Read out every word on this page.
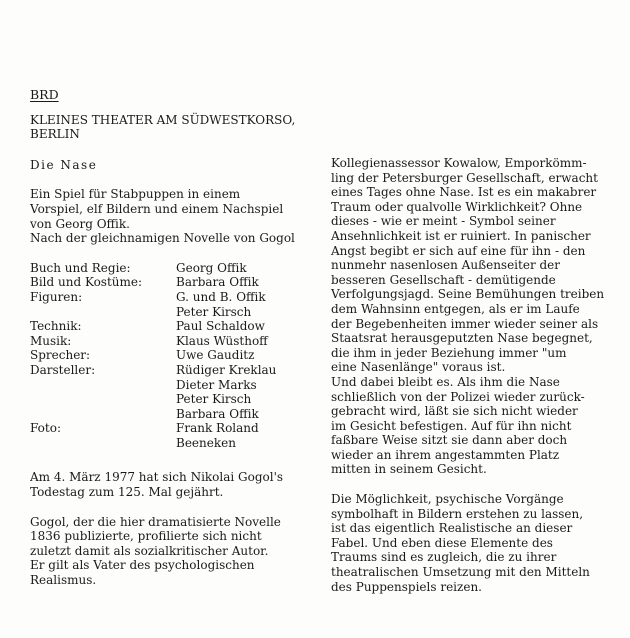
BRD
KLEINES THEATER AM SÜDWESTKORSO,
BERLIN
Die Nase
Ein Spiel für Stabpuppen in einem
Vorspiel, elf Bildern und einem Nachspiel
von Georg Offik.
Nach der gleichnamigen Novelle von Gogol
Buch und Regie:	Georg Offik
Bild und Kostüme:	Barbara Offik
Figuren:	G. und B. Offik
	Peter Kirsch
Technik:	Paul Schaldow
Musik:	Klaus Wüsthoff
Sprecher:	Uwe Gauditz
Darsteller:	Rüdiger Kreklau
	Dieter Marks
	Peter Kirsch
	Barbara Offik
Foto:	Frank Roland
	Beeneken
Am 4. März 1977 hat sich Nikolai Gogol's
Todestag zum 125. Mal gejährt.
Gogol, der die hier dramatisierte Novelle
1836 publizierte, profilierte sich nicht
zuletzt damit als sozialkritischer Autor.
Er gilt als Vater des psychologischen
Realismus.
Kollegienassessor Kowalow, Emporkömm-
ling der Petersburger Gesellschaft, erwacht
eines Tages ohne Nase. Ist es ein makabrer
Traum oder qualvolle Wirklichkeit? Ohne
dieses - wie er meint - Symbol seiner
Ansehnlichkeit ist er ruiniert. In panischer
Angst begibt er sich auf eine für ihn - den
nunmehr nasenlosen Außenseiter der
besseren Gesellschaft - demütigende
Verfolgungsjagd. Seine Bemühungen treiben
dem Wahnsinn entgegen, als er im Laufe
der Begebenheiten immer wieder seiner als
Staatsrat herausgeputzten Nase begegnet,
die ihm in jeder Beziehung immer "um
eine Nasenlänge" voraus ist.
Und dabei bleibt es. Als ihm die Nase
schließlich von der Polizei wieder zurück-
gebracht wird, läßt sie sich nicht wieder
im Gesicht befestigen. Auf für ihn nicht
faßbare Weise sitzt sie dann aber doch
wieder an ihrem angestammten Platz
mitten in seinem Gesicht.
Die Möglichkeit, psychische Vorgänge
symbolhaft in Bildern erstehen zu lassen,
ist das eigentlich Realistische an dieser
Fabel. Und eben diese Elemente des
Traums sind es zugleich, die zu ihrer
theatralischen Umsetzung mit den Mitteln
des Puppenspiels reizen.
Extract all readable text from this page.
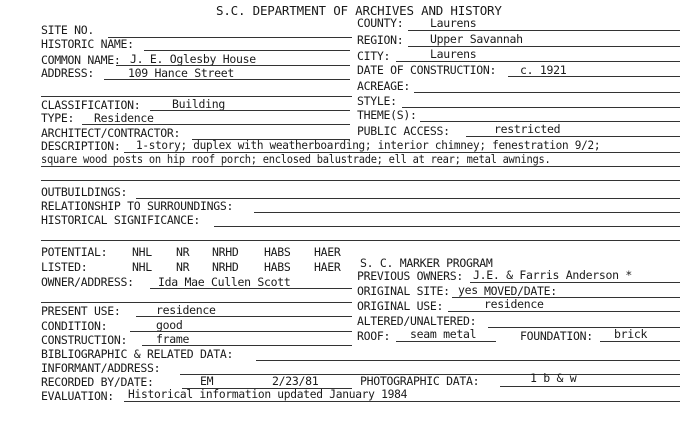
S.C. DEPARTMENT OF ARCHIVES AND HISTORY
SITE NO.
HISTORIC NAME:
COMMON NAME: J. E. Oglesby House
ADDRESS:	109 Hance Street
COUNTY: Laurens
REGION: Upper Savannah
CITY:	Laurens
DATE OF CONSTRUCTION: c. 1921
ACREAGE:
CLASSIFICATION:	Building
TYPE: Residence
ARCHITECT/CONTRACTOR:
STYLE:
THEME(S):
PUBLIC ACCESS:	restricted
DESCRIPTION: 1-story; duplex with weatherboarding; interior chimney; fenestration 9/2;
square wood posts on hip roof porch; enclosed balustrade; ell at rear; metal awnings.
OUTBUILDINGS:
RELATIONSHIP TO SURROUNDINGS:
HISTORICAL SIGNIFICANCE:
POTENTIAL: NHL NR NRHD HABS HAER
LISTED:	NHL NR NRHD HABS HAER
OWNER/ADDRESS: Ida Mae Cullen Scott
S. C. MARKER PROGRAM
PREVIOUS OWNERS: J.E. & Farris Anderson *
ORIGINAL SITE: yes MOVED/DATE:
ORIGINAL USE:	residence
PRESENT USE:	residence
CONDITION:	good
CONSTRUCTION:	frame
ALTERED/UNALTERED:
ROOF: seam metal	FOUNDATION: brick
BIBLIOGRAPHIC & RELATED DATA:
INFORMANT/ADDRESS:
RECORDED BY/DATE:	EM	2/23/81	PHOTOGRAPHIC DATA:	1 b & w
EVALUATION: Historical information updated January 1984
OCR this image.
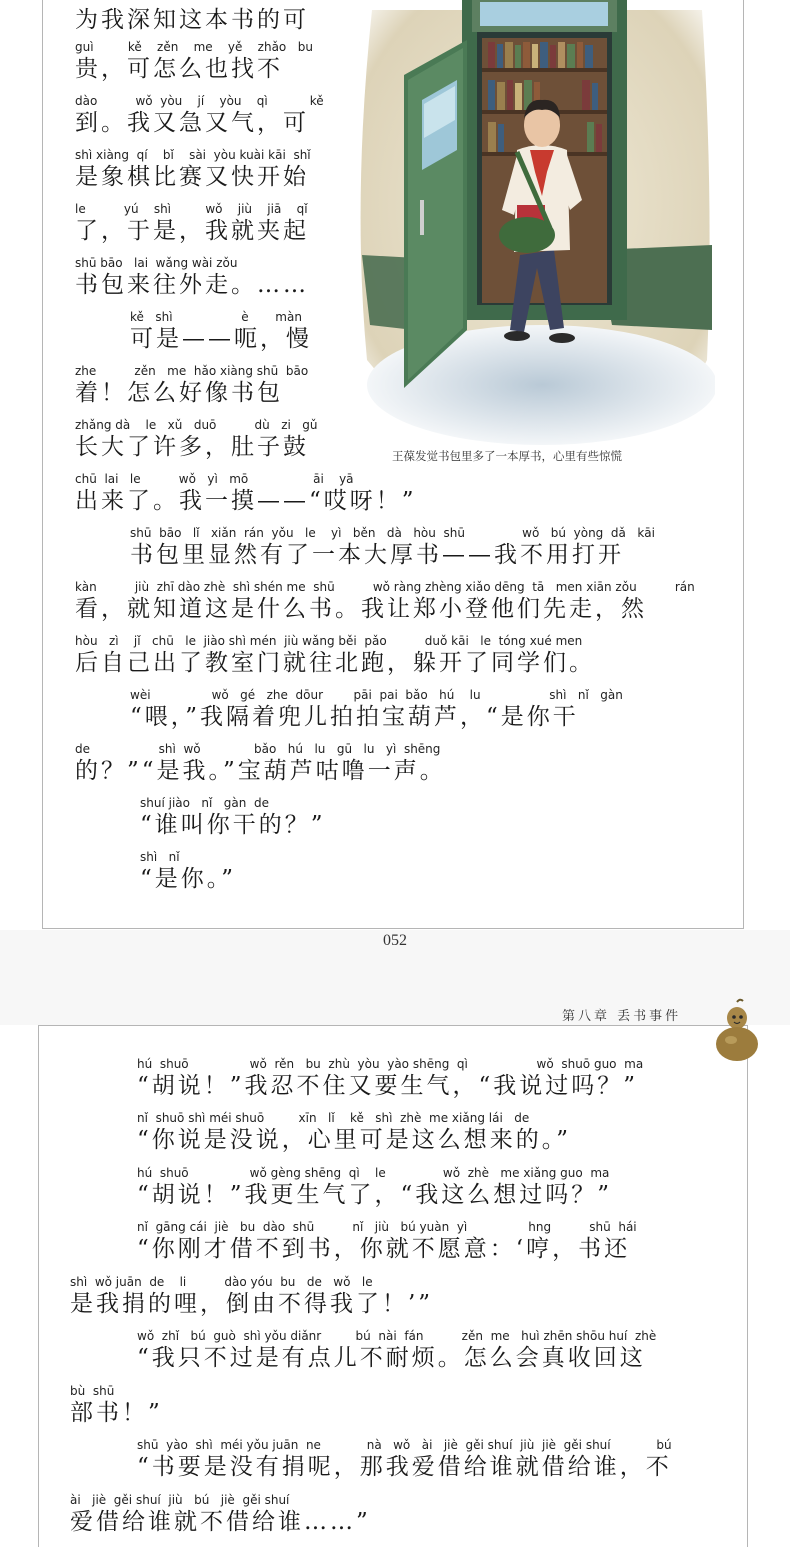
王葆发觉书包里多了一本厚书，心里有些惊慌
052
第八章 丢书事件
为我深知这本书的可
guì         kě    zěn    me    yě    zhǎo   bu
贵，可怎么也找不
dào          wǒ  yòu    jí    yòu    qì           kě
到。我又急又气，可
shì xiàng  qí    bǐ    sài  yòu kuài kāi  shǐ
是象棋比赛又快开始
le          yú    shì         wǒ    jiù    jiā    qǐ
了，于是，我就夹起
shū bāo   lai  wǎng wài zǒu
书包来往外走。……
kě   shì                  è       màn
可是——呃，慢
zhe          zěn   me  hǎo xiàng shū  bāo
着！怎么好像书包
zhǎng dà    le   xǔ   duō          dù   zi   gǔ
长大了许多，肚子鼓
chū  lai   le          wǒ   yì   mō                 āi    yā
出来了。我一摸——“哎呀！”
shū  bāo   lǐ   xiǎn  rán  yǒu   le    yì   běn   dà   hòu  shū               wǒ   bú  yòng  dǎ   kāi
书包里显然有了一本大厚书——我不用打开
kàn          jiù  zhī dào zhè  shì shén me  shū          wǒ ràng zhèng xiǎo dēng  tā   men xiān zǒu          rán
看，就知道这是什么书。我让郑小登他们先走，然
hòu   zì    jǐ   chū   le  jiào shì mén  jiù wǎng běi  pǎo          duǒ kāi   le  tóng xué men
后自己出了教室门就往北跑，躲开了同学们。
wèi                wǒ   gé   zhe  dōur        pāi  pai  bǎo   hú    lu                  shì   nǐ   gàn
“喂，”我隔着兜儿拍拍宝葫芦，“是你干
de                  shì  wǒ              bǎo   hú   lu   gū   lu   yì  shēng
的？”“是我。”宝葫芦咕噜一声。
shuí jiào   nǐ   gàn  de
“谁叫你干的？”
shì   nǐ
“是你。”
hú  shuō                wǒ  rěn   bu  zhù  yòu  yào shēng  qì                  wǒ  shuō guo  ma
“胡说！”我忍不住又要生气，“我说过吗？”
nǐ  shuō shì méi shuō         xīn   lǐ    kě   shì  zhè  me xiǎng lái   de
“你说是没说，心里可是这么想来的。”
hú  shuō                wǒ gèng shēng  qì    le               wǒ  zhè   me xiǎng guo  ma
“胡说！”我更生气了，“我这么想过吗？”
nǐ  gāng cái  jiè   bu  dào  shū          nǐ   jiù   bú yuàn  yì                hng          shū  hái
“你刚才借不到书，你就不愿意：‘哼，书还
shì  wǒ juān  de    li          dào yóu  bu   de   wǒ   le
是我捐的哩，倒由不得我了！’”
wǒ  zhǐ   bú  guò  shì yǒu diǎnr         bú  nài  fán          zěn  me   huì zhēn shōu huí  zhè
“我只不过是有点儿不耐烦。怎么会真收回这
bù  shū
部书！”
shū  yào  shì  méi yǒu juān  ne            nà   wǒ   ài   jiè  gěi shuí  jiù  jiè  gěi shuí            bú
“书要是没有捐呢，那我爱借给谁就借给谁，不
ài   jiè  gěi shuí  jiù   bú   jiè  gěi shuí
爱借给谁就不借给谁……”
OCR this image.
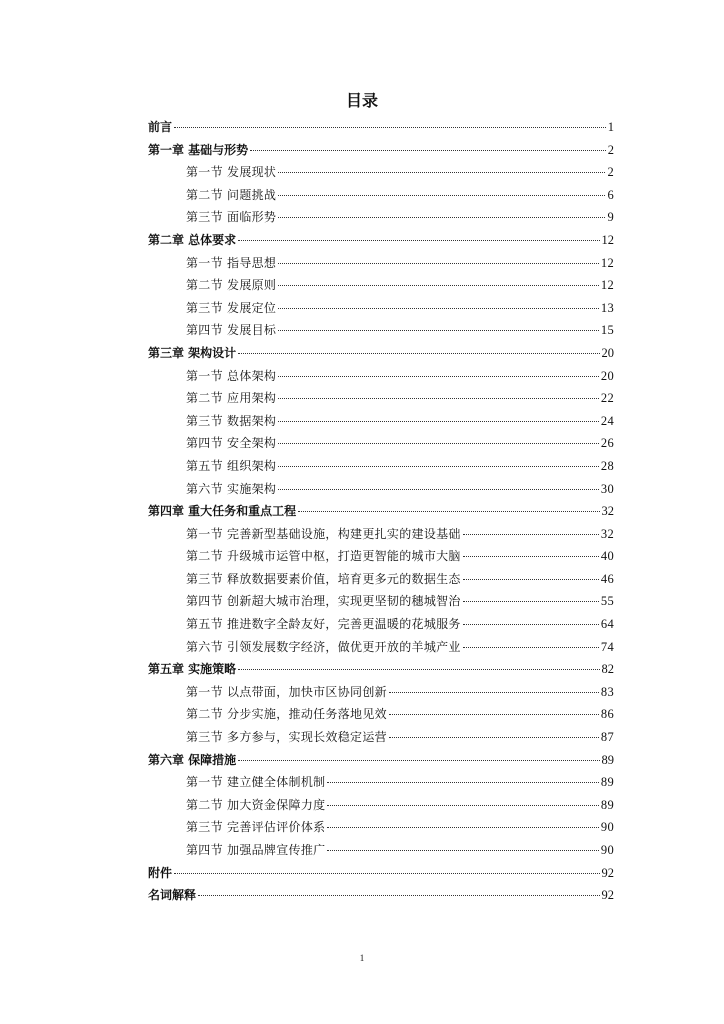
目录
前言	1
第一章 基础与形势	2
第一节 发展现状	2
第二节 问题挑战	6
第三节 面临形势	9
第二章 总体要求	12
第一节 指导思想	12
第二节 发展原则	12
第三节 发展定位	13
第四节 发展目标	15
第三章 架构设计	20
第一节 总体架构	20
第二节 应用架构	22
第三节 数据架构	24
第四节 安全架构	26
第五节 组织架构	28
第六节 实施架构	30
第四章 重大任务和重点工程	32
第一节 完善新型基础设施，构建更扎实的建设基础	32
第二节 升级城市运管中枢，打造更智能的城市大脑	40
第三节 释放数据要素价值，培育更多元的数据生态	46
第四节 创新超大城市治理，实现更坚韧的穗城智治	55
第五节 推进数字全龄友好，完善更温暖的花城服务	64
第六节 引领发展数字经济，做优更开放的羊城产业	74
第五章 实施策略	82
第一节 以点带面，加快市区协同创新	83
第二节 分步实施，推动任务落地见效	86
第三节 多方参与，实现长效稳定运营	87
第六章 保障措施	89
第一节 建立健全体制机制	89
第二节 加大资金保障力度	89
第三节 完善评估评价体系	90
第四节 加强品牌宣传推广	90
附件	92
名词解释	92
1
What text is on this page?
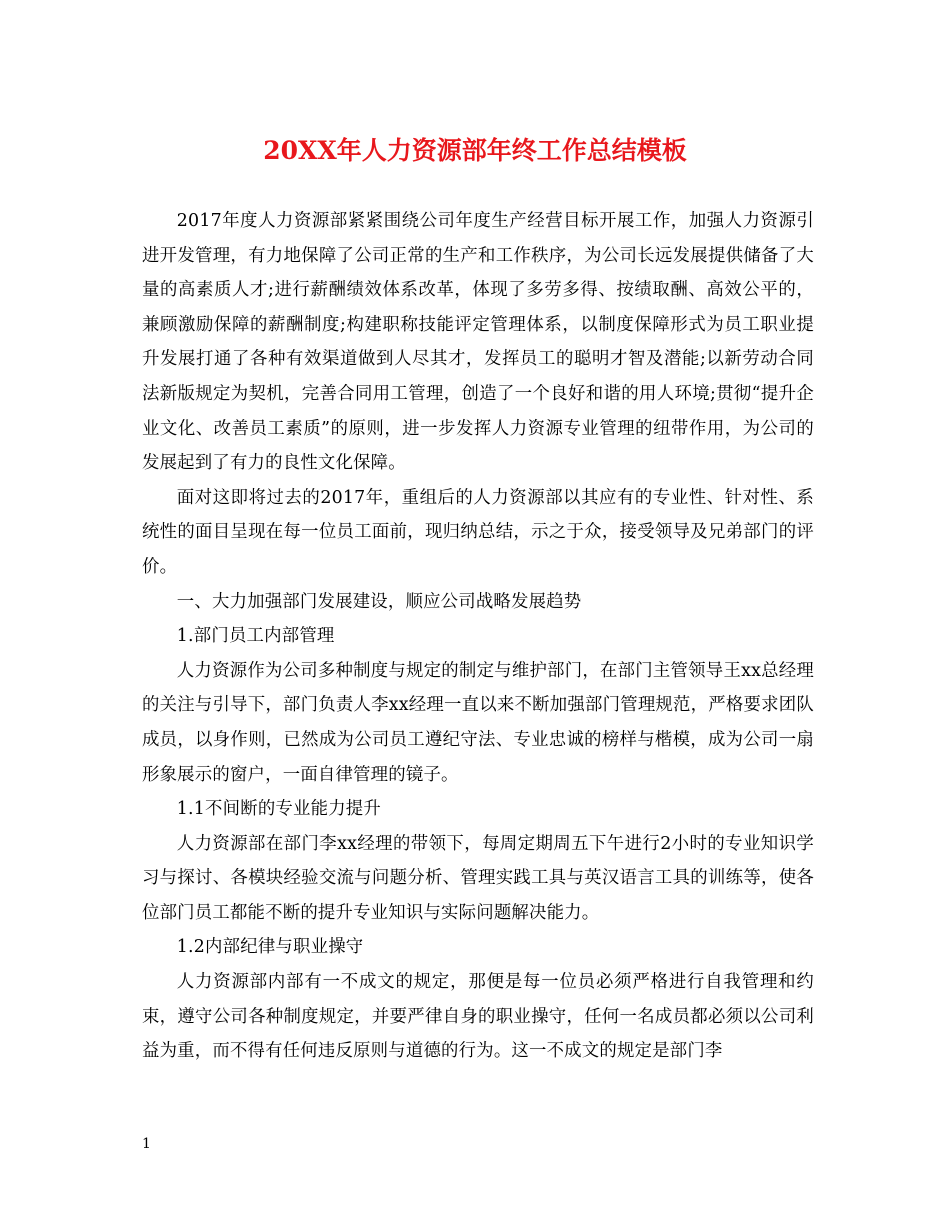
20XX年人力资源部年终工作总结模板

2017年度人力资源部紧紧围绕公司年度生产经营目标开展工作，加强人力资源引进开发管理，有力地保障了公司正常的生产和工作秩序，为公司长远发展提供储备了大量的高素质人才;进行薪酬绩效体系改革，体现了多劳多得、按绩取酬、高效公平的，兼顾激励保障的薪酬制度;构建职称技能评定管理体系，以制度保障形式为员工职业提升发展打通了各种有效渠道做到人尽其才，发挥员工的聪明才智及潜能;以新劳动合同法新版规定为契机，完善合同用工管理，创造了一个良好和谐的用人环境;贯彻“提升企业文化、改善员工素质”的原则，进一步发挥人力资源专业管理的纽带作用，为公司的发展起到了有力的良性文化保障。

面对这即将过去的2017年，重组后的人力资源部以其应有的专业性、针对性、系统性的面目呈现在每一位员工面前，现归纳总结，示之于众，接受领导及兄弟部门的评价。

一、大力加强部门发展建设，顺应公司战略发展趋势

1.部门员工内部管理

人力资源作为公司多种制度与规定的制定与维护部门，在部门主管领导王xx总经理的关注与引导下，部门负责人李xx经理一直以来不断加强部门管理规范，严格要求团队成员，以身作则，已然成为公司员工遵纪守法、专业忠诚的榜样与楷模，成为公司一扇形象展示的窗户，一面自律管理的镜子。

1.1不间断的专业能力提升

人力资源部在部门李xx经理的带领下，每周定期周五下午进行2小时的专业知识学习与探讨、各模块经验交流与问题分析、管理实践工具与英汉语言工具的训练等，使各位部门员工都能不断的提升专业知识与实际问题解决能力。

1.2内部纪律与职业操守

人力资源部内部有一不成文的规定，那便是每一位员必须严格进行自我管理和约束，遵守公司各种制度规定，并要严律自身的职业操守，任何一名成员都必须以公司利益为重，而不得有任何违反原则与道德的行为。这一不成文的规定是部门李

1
■ ■ ■ ■ ■
- **Required task**
Go through the records and pull out each line that includes the word "metal".

- **Solution to the exercise**
square wood posts on hip roof porch; enclosed balustrade; ell at rear; metal awnings.
ROOF: seam metal	FOUNDATION: brick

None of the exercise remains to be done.